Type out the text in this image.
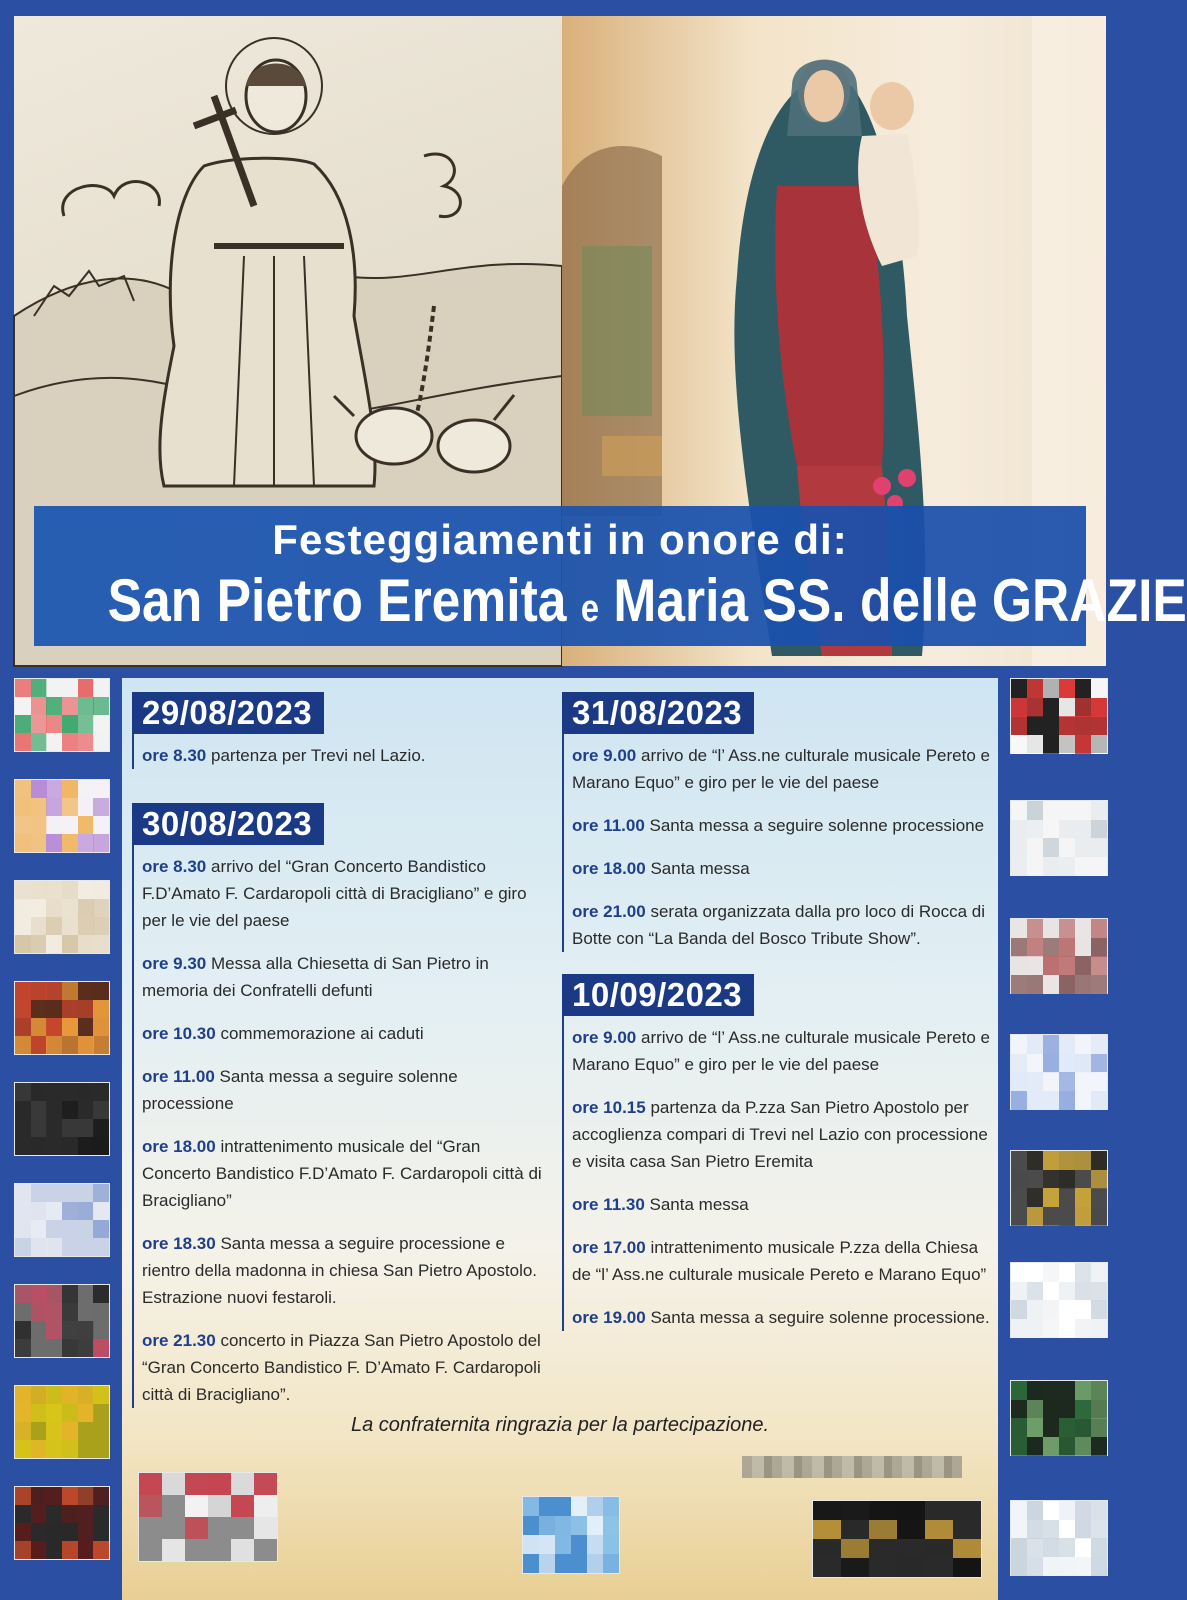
Festeggiamenti in onore di:
San Pietro Eremita e Maria SS. delle GRAZIE
29/08/2023
ore 8.30 partenza per Trevi nel Lazio.
30/08/2023
ore 8.30 arrivo del “Gran Concerto Bandistico F.D’Amato F. Cardaropoli città di Bracigliano” e giro per le vie del paese
ore 9.30 Messa alla Chiesetta di San Pietro in memoria dei Confratelli defunti
ore 10.30 commemorazione ai caduti
ore 11.00 Santa messa a seguire solenne processione
ore 18.00 intrattenimento musicale del “Gran Concerto Bandistico F.D’Amato F. Cardaropoli città di Bracigliano”
ore 18.30 Santa messa a seguire processione e rientro della madonna in chiesa San Pietro Apostolo. Estrazione nuovi festaroli.
ore 21.30 concerto in Piazza San Pietro Apostolo del “Gran Concerto Bandistico F. D’Amato F. Cardaropoli città di Bracigliano”.
31/08/2023
ore 9.00 arrivo de “l’ Ass.ne culturale musicale Pereto e Marano Equo” e giro per le vie del paese
ore 11.00 Santa messa a seguire solenne processione
ore 18.00 Santa messa
ore 21.00 serata organizzata dalla pro loco di Rocca di Botte con “La Banda del Bosco Tribute Show”.
10/09/2023
ore 9.00 arrivo de “l’ Ass.ne culturale musicale Pereto e Marano Equo” e giro per le vie del paese
ore 10.15 partenza da P.zza San Pietro Apostolo per accoglienza compari di Trevi nel Lazio con processione e visita casa San Pietro Eremita
ore 11.30 Santa messa
ore 17.00 intrattenimento musicale P.zza della Chiesa de “l’ Ass.ne culturale musicale Pereto e Marano Equo”
ore 19.00 Santa messa a seguire solenne processione.
La confraternita ringrazia per la partecipazione.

________

__What you should do__.
Do not include images; quote all of the entries above exactly.

__Exercise response__.
Type out the text in this image.
Festeggiamenti in onore di:
San Pietro Eremita e Maria SS. delle GRAZIE
29/08/2023
ore 8.30 partenza per Trevi nel Lazio.
30/08/2023
ore 8.30 arrivo del “Gran Concerto Bandistico F.D’Amato F. Cardaropoli città di Bracigliano” e giro per le vie del paese
ore 9.30 Messa alla Chiesetta di San Pietro in memoria dei Confratelli defunti
ore 10.30 commemorazione ai caduti
ore 11.00 Santa messa a seguire solenne processione
ore 18.00 intrattenimento musicale del “Gran Concerto Bandistico F.D’Amato F. Cardaropoli città di Bracigliano”
ore 18.30 Santa messa a seguire processione e rientro della madonna in chiesa San Pietro Apostolo. Estrazione nuovi festaroli.
ore 21.30 concerto in Piazza San Pietro Apostolo del “Gran Concerto Bandistico F. D’Amato F. Cardaropoli città di Bracigliano”.
31/08/2023
ore 9.00 arrivo de “l’ Ass.ne culturale musicale Pereto e Marano Equo” e giro per le vie del paese
ore 11.00 Santa messa a seguire solenne processione
ore 18.00 Santa messa
ore 21.00 serata organizzata dalla pro loco di Rocca di Botte con “La Banda del Bosco Tribute Show”.
10/09/2023
ore 9.00 arrivo de “l’ Ass.ne culturale musicale Pereto e Marano Equo” e giro per le vie del paese
ore 10.15 partenza da P.zza San Pietro Apostolo per accoglienza compari di Trevi nel Lazio con processione e visita casa San Pietro Eremita
ore 11.30 Santa messa
ore 17.00 intrattenimento musicale P.zza della Chiesa de “l’ Ass.ne culturale musicale Pereto e Marano Equo”
ore 19.00 Santa messa a seguire solenne processione.
La confraternita ringrazia per la partecipazione.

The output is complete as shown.